TASK TO COMPLETE: Copy every line of the entries below word for word, omitting any pictures.

PROVIDED DATA:
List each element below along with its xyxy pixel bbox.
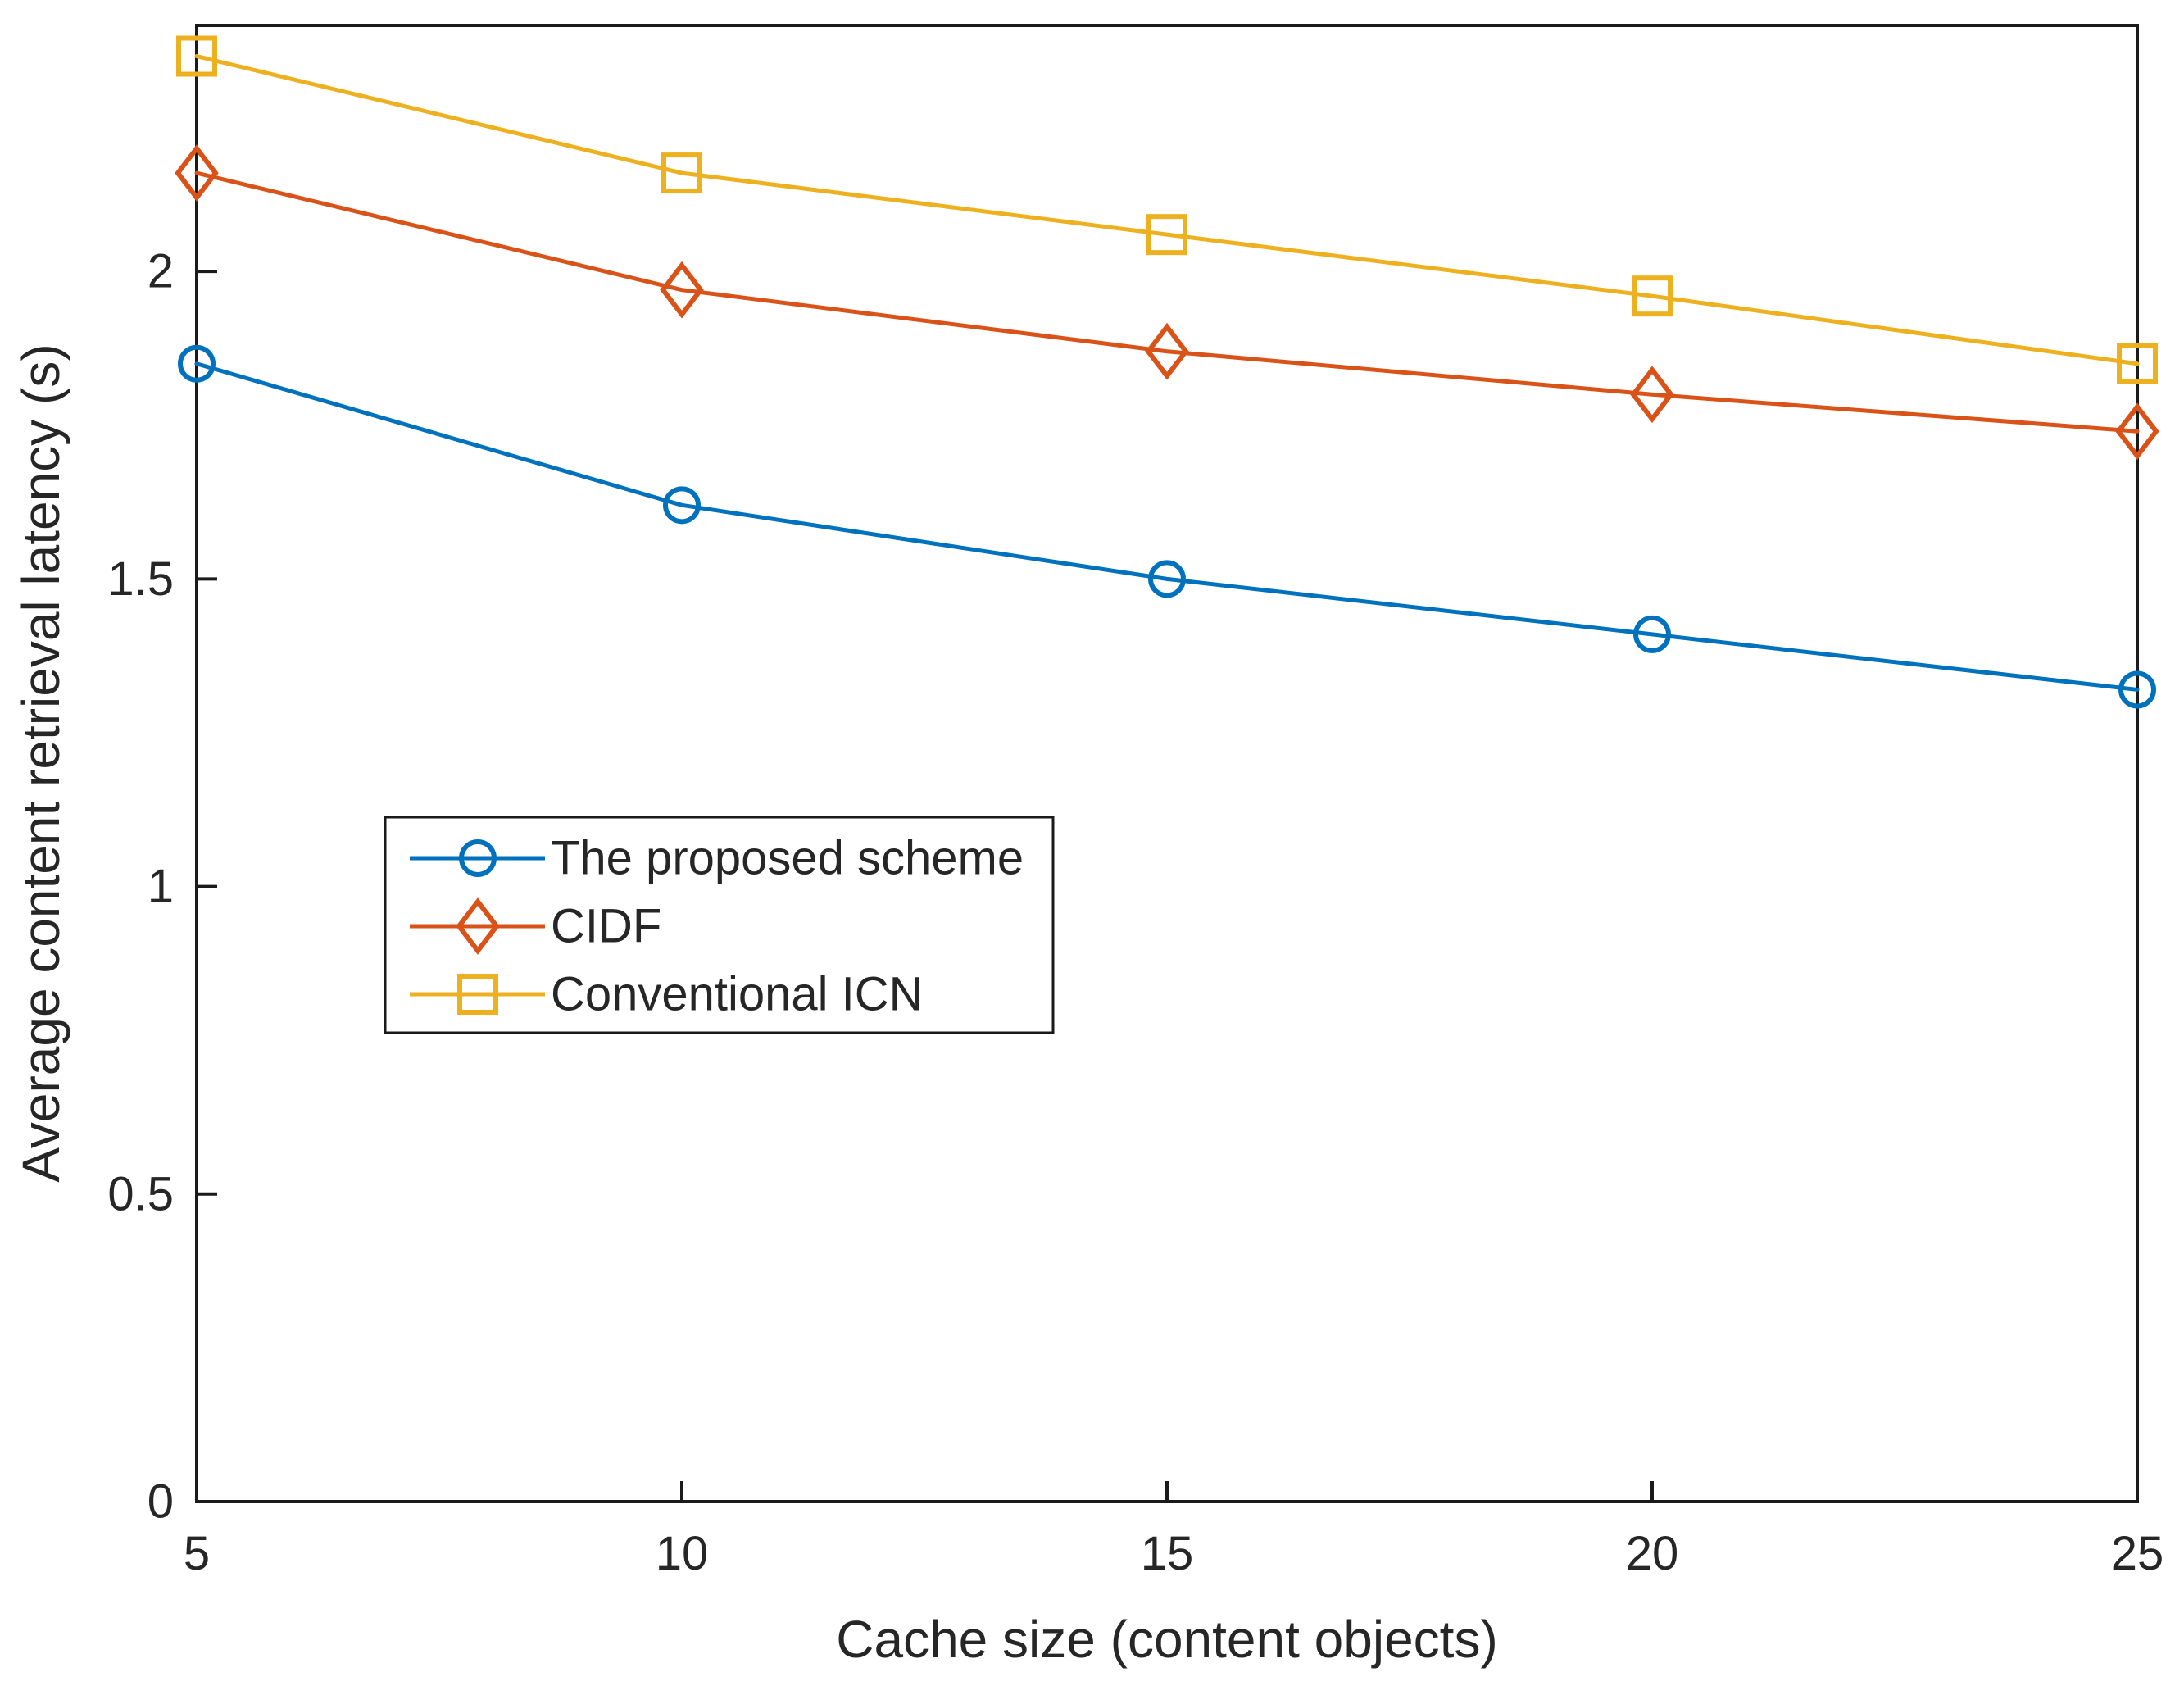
x-tick-label: 20 [1626,1527,1679,1580]
marker-circle [2118,670,2156,709]
marker-diamond [2115,402,2159,461]
marker-square [1632,275,1673,317]
x-tick-label: 15 [1141,1527,1194,1580]
y-tick-label: 0.5 [107,1167,174,1220]
y-tick-label: 0 [148,1475,174,1529]
marker-circle [663,486,701,525]
legend-group: The proposed scheme CIDF Conventional ICN [384,816,1055,1034]
marker-diamond [660,261,704,319]
marker-square [2117,343,2158,384]
marker-square [661,152,702,194]
marker-circle [1633,615,1671,653]
marker-square [457,974,498,1015]
marker-diamond [1630,366,1674,424]
marker-square [1146,214,1187,256]
x-tick-label: 5 [184,1527,210,1580]
marker-circle [459,839,497,877]
marker-circle [178,344,216,383]
axes-group: 5 10 15 20 25 0 0.5 1 1.5 2 [107,24,2164,1580]
marker-diamond [456,897,500,955]
marker-circle [1148,560,1186,598]
legend-label: The proposed scheme [551,832,1024,885]
y-tick-label: 1 [148,860,174,913]
x-tick-label: 10 [656,1527,709,1580]
x-axis-label: Cache size (content objects) [836,1610,1498,1669]
legend-label: CIDF [551,900,661,953]
y-axis-label: Average content retrieval latency (s) [11,343,70,1182]
series-line-diamond [194,170,2140,434]
series-group [175,35,2159,709]
marker-diamond [1145,322,1189,380]
y-tick-label: 2 [148,245,174,298]
y-tick-label: 1.5 [107,552,174,606]
marker-diamond [175,144,219,202]
x-tick-label: 25 [2111,1527,2164,1580]
series-line-circle [194,361,2140,692]
legend-label: Conventional ICN [551,968,924,1021]
marker-square [176,35,217,77]
series-line-square [194,54,2140,366]
plot-box [195,24,2139,1503]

THE COMPLETED TASK:
List each element below along with its xyxy pixel bbox.
x-tick-label: 20 [1626,1527,1679,1580]
marker-circle [2118,670,2156,709]
marker-diamond [2115,402,2159,461]
marker-square [1632,275,1673,317]
x-tick-label: 15 [1141,1527,1194,1580]
y-tick-label: 0.5 [107,1167,174,1220]
y-tick-label: 0 [148,1475,174,1529]
marker-circle [663,486,701,525]
legend-group: The proposed scheme CIDF Conventional ICN [384,816,1055,1034]
marker-diamond [660,261,704,319]
marker-square [2117,343,2158,384]
marker-square [661,152,702,194]
marker-circle [1633,615,1671,653]
marker-square [457,974,498,1015]
marker-diamond [1630,366,1674,424]
marker-square [1146,214,1187,256]
x-tick-label: 5 [184,1527,210,1580]
marker-circle [459,839,497,877]
marker-circle [178,344,216,383]
axes-group: 5 10 15 20 25 0 0.5 1 1.5 2 [107,24,2164,1580]
marker-diamond [456,897,500,955]
marker-circle [1148,560,1186,598]
legend-label: The proposed scheme [551,832,1024,885]
y-tick-label: 1 [148,860,174,913]
x-tick-label: 10 [656,1527,709,1580]
x-axis-label: Cache size (content objects) [836,1610,1498,1669]
legend-label: CIDF [551,900,661,953]
y-axis-label: Average content retrieval latency (s) [11,343,70,1182]
series-line-diamond [194,170,2140,434]
series-group [175,35,2159,709]
marker-diamond [1145,322,1189,380]
y-tick-label: 2 [148,245,174,298]
y-tick-label: 1.5 [107,552,174,606]
marker-diamond [175,144,219,202]
x-tick-label: 25 [2111,1527,2164,1580]
series-line-circle [194,361,2140,692]
legend-label: Conventional ICN [551,968,924,1021]
marker-square [176,35,217,77]
series-line-square [194,54,2140,366]
plot-box [195,24,2139,1503]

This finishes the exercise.